● **Task statement**
Could you extract every entry below and reproduce it exactly?

(Figure data in JSON)
....................

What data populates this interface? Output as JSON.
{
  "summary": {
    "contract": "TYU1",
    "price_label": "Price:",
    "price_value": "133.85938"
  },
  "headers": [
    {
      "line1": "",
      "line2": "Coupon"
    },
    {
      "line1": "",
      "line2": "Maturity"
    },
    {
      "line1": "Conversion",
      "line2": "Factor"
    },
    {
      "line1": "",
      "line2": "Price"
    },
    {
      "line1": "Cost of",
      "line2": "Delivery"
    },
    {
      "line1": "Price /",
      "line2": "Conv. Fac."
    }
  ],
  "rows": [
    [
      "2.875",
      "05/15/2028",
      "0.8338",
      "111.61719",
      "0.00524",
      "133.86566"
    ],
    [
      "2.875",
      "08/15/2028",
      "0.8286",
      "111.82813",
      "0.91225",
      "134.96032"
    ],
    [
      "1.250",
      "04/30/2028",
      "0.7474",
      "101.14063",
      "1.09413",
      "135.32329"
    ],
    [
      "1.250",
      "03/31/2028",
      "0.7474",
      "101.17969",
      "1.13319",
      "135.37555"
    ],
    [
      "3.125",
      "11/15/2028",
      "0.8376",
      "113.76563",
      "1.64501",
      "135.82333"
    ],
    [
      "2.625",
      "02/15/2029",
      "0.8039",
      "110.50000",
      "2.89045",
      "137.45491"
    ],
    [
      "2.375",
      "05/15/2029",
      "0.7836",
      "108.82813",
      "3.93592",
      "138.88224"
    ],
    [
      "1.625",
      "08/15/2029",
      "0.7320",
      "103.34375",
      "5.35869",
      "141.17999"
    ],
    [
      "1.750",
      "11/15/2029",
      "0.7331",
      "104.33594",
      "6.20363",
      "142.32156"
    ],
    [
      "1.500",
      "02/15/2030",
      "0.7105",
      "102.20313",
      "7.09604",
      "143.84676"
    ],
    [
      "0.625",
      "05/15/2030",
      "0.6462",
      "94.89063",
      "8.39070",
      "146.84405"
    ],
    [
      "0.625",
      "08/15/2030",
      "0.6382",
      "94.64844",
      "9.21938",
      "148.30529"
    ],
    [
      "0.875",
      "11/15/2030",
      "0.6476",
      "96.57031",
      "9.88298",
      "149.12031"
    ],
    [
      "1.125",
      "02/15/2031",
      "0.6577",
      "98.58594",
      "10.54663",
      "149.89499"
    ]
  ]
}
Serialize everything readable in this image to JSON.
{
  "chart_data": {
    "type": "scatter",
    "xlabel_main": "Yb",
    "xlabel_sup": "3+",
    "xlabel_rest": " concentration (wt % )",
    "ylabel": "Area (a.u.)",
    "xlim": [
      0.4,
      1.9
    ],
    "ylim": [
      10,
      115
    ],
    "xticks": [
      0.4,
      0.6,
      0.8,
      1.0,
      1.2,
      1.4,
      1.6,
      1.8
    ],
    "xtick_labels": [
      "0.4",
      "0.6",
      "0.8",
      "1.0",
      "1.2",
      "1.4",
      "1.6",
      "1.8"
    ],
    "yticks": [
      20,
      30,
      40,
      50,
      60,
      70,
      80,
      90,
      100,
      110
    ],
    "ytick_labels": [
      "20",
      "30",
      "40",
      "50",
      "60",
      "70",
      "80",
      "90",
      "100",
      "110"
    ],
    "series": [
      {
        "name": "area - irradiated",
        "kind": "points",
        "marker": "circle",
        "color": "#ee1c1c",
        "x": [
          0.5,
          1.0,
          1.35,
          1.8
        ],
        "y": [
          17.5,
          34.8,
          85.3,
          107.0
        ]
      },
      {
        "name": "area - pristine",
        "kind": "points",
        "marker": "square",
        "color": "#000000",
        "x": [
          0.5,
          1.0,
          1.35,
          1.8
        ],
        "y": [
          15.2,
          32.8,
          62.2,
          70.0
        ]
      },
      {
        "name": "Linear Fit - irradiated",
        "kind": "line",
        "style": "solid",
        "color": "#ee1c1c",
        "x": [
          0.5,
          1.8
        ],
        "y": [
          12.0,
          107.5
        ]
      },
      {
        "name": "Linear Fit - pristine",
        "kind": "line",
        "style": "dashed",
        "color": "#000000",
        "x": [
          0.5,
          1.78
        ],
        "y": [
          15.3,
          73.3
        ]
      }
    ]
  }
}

....................

● **Result**
What data populates this interface? Output as JSON.
{
  "summary": {
    "contract": "TYU1",
    "price_label": "Price:",
    "price_value": "133.85938"
  },
  "headers": [
    {
      "line1": "",
      "line2": "Coupon"
    },
    {
      "line1": "",
      "line2": "Maturity"
    },
    {
      "line1": "Conversion",
      "line2": "Factor"
    },
    {
      "line1": "",
      "line2": "Price"
    },
    {
      "line1": "Cost of",
      "line2": "Delivery"
    },
    {
      "line1": "Price /",
      "line2": "Conv. Fac."
    }
  ],
  "rows": [
    [
      "2.875",
      "05/15/2028",
      "0.8338",
      "111.61719",
      "0.00524",
      "133.86566"
    ],
    [
      "2.875",
      "08/15/2028",
      "0.8286",
      "111.82813",
      "0.91225",
      "134.96032"
    ],
    [
      "1.250",
      "04/30/2028",
      "0.7474",
      "101.14063",
      "1.09413",
      "135.32329"
    ],
    [
      "1.250",
      "03/31/2028",
      "0.7474",
      "101.17969",
      "1.13319",
      "135.37555"
    ],
    [
      "3.125",
      "11/15/2028",
      "0.8376",
      "113.76563",
      "1.64501",
      "135.82333"
    ],
    [
      "2.625",
      "02/15/2029",
      "0.8039",
      "110.50000",
      "2.89045",
      "137.45491"
    ],
    [
      "2.375",
      "05/15/2029",
      "0.7836",
      "108.82813",
      "3.93592",
      "138.88224"
    ],
    [
      "1.625",
      "08/15/2029",
      "0.7320",
      "103.34375",
      "5.35869",
      "141.17999"
    ],
    [
      "1.750",
      "11/15/2029",
      "0.7331",
      "104.33594",
      "6.20363",
      "142.32156"
    ],
    [
      "1.500",
      "02/15/2030",
      "0.7105",
      "102.20313",
      "7.09604",
      "143.84676"
    ],
    [
      "0.625",
      "05/15/2030",
      "0.6462",
      "94.89063",
      "8.39070",
      "146.84405"
    ],
    [
      "0.625",
      "08/15/2030",
      "0.6382",
      "94.64844",
      "9.21938",
      "148.30529"
    ],
    [
      "0.875",
      "11/15/2030",
      "0.6476",
      "96.57031",
      "9.88298",
      "149.12031"
    ],
    [
      "1.125",
      "02/15/2031",
      "0.6577",
      "98.58594",
      "10.54663",
      "149.89499"
    ]
  ]
}
Serialize everything readable in this image to JSON.
{
  "chart_data": {
    "type": "scatter",
    "xlabel_main": "Yb",
    "xlabel_sup": "3+",
    "xlabel_rest": " concentration (wt % )",
    "ylabel": "Area (a.u.)",
    "xlim": [
      0.4,
      1.9
    ],
    "ylim": [
      10,
      115
    ],
    "xticks": [
      0.4,
      0.6,
      0.8,
      1.0,
      1.2,
      1.4,
      1.6,
      1.8
    ],
    "xtick_labels": [
      "0.4",
      "0.6",
      "0.8",
      "1.0",
      "1.2",
      "1.4",
      "1.6",
      "1.8"
    ],
    "yticks": [
      20,
      30,
      40,
      50,
      60,
      70,
      80,
      90,
      100,
      110
    ],
    "ytick_labels": [
      "20",
      "30",
      "40",
      "50",
      "60",
      "70",
      "80",
      "90",
      "100",
      "110"
    ],
    "series": [
      {
        "name": "area - irradiated",
        "kind": "points",
        "marker": "circle",
        "color": "#ee1c1c",
        "x": [
          0.5,
          1.0,
          1.35,
          1.8
        ],
        "y": [
          17.5,
          34.8,
          85.3,
          107.0
        ]
      },
      {
        "name": "area - pristine",
        "kind": "points",
        "marker": "square",
        "color": "#000000",
        "x": [
          0.5,
          1.0,
          1.35,
          1.8
        ],
        "y": [
          15.2,
          32.8,
          62.2,
          70.0
        ]
      },
      {
        "name": "Linear Fit - irradiated",
        "kind": "line",
        "style": "solid",
        "color": "#ee1c1c",
        "x": [
          0.5,
          1.8
        ],
        "y": [
          12.0,
          107.5
        ]
      },
      {
        "name": "Linear Fit - pristine",
        "kind": "line",
        "style": "dashed",
        "color": "#000000",
        "x": [
          0.5,
          1.78
        ],
        "y": [
          15.3,
          73.3
        ]
      }
    ]
  }
}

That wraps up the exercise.